RECORDS PROVIDED
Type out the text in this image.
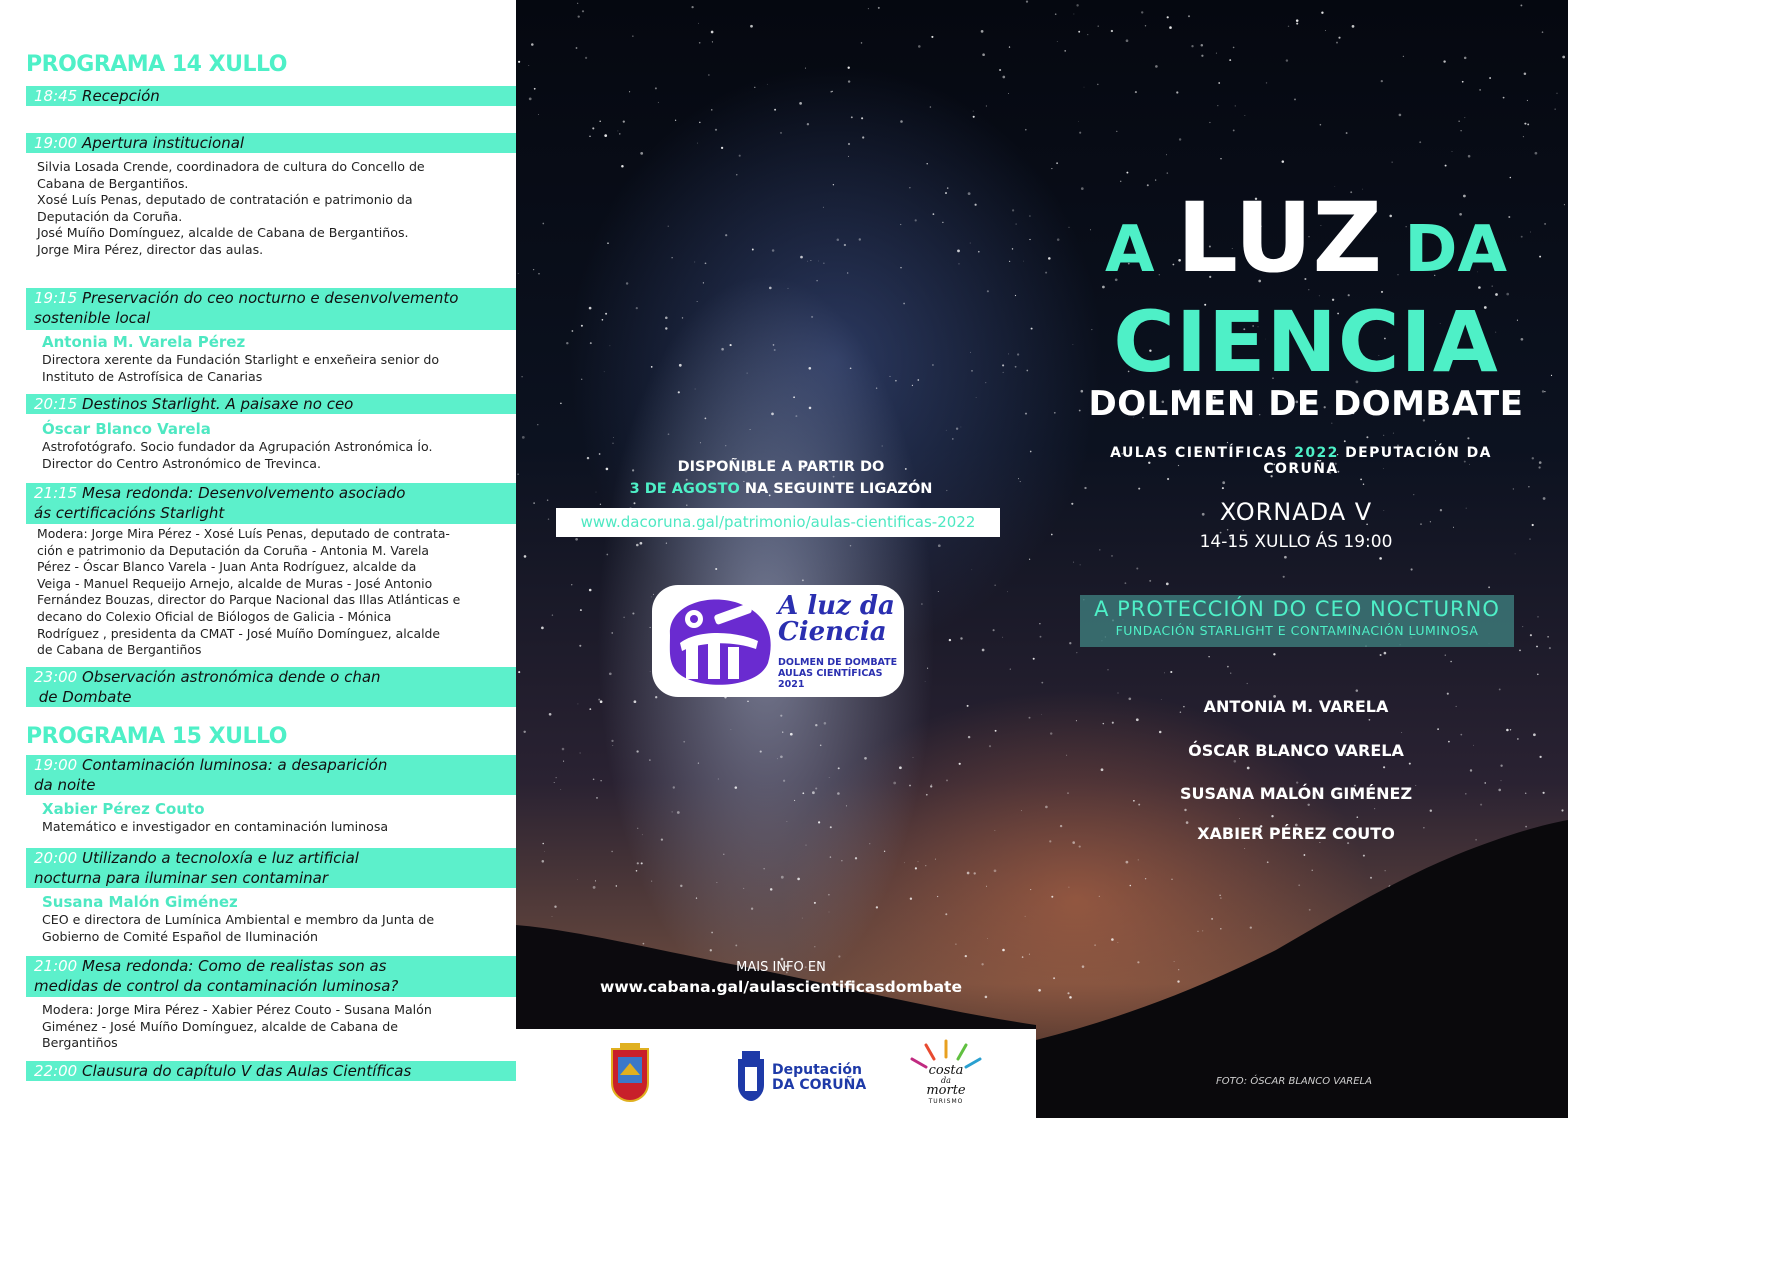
PROGRAMA 14 XULLO
18:45 Recepción
19:00 Apertura institucional
Silvia Losada Crende, coordinadora de cultura do Concello de
Cabana de Bergantiños.
Xosé Luís Penas, deputado de contratación e patrimonio da
Deputación da Coruña.
José Muíño Domínguez, alcalde de Cabana de Bergantiños.
Jorge Mira Pérez, director das aulas.
19:15 Preservación do ceo nocturno e desenvolvemento
sostenible local
Antonia M. Varela Pérez
Directora xerente da Fundación Starlight e enxeñeira senior do
Instituto de Astrofísica de Canarias
20:15 Destinos Starlight. A paisaxe no ceo
Óscar Blanco Varela
Astrofotógrafo. Socio fundador da Agrupación Astronómica Ío.
Director do Centro Astronómico de Trevinca.
21:15 Mesa redonda: Desenvolvemento asociado
ás certificacións Starlight
Modera: Jorge Mira Pérez - Xosé Luís Penas, deputado de contrata-
ción e patrimonio da Deputación da Coruña - Antonia M. Varela
Pérez - Óscar Blanco Varela - Juan Anta Rodríguez, alcalde da
Veiga - Manuel Requeijo Arnejo, alcalde de Muras - José Antonio
Fernández Bouzas, director do Parque Nacional das Illas Atlánticas e
decano do Colexio Oficial de Biólogos de Galicia - Mónica
Rodríguez , presidenta da CMAT - José Muíño Domínguez, alcalde
de Cabana de Bergantiños
23:00 Observación astronómica dende o chan
de Dombate
PROGRAMA 15 XULLO
19:00 Contaminación luminosa: a desaparición
da noite
Xabier Pérez Couto
Matemático e investigador en contaminación luminosa
20:00 Utilizando a tecnoloxía e luz artificial
nocturna para iluminar sen contaminar
Susana Malón Giménez
CEO e directora de Lumínica Ambiental e membro da Junta de
Gobierno de Comité Español de Iluminación
21:00 Mesa redonda: Como de realistas son as
medidas de control da contaminación luminosa?
Modera: Jorge Mira Pérez - Xabier Pérez Couto - Susana Malón
Giménez - José Muíño Domínguez, alcalde de Cabana de
Bergantiños
22:00 Clausura do capítulo V das Aulas Científicas
A LUZ DA
CIENCIA
DOLMEN DE DOMBATE
AULAS CIENTÍFICAS 2022 DEPUTACIÓN DA CORUÑA
XORNADA V
14-15 XULLO ÁS 19:00
A PROTECCIÓN DO CEO NOCTURNO
FUNDACIÓN STARLIGHT E CONTAMINACIÓN LUMINOSA
ANTONIA M. VARELA
ÓSCAR BLANCO VARELA
SUSANA MALÓN GIMÉNEZ
XABIER PÉREZ COUTO
DISPOÑIBLE A PARTIR DO
3 DE AGOSTO NA SEGUINTE LIGAZÓN
www.dacoruna.gal/patrimonio/aulas-cientificas-2022
A luz da
Ciencia
DOLMEN DE DOMBATE
AULAS CIENTÍFICAS 2021
MAIS INFO EN
www.cabana.gal/aulascientificasdombate
Deputación
DA CORUÑA
costa
da
morte
TURISMO
FOTO: ÓSCAR BLANCO VARELA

PROBLEM
Reproduce the material word for word, minus the images.

EXERCISE SOLUTION
Type out the text in this image.
PROGRAMA 14 XULLO
18:45 Recepción
19:00 Apertura institucional
Silvia Losada Crende, coordinadora de cultura do Concello de
Cabana de Bergantiños.
Xosé Luís Penas, deputado de contratación e patrimonio da
Deputación da Coruña.
José Muíño Domínguez, alcalde de Cabana de Bergantiños.
Jorge Mira Pérez, director das aulas.
19:15 Preservación do ceo nocturno e desenvolvemento
sostenible local
Antonia M. Varela Pérez
Directora xerente da Fundación Starlight e enxeñeira senior do
Instituto de Astrofísica de Canarias
20:15 Destinos Starlight. A paisaxe no ceo
Óscar Blanco Varela
Astrofotógrafo. Socio fundador da Agrupación Astronómica Ío.
Director do Centro Astronómico de Trevinca.
21:15 Mesa redonda: Desenvolvemento asociado
ás certificacións Starlight
Modera: Jorge Mira Pérez - Xosé Luís Penas, deputado de contrata-
ción e patrimonio da Deputación da Coruña - Antonia M. Varela
Pérez - Óscar Blanco Varela - Juan Anta Rodríguez, alcalde da
Veiga - Manuel Requeijo Arnejo, alcalde de Muras - José Antonio
Fernández Bouzas, director do Parque Nacional das Illas Atlánticas e
decano do Colexio Oficial de Biólogos de Galicia - Mónica
Rodríguez , presidenta da CMAT - José Muíño Domínguez, alcalde
de Cabana de Bergantiños
23:00 Observación astronómica dende o chan
de Dombate
PROGRAMA 15 XULLO
19:00 Contaminación luminosa: a desaparición
da noite
Xabier Pérez Couto
Matemático e investigador en contaminación luminosa
20:00 Utilizando a tecnoloxía e luz artificial
nocturna para iluminar sen contaminar
Susana Malón Giménez
CEO e directora de Lumínica Ambiental e membro da Junta de
Gobierno de Comité Español de Iluminación
21:00 Mesa redonda: Como de realistas son as
medidas de control da contaminación luminosa?
Modera: Jorge Mira Pérez - Xabier Pérez Couto - Susana Malón
Giménez - José Muíño Domínguez, alcalde de Cabana de
Bergantiños
22:00 Clausura do capítulo V das Aulas Científicas
A LUZ DA
CIENCIA
DOLMEN DE DOMBATE
AULAS CIENTÍFICAS 2022 DEPUTACIÓN DA CORUÑA
XORNADA V
14-15 XULLO ÁS 19:00
A PROTECCIÓN DO CEO NOCTURNO
FUNDACIÓN STARLIGHT E CONTAMINACIÓN LUMINOSA
ANTONIA M. VARELA
ÓSCAR BLANCO VARELA
SUSANA MALÓN GIMÉNEZ
XABIER PÉREZ COUTO
DISPOÑIBLE A PARTIR DO
3 DE AGOSTO NA SEGUINTE LIGAZÓN
www.dacoruna.gal/patrimonio/aulas-cientificas-2022
A luz da
Ciencia
DOLMEN DE DOMBATE
AULAS CIENTÍFICAS 2021
MAIS INFO EN
www.cabana.gal/aulascientificasdombate
Deputación
DA CORUÑA
costa
da
morte
TURISMO
FOTO: ÓSCAR BLANCO VARELA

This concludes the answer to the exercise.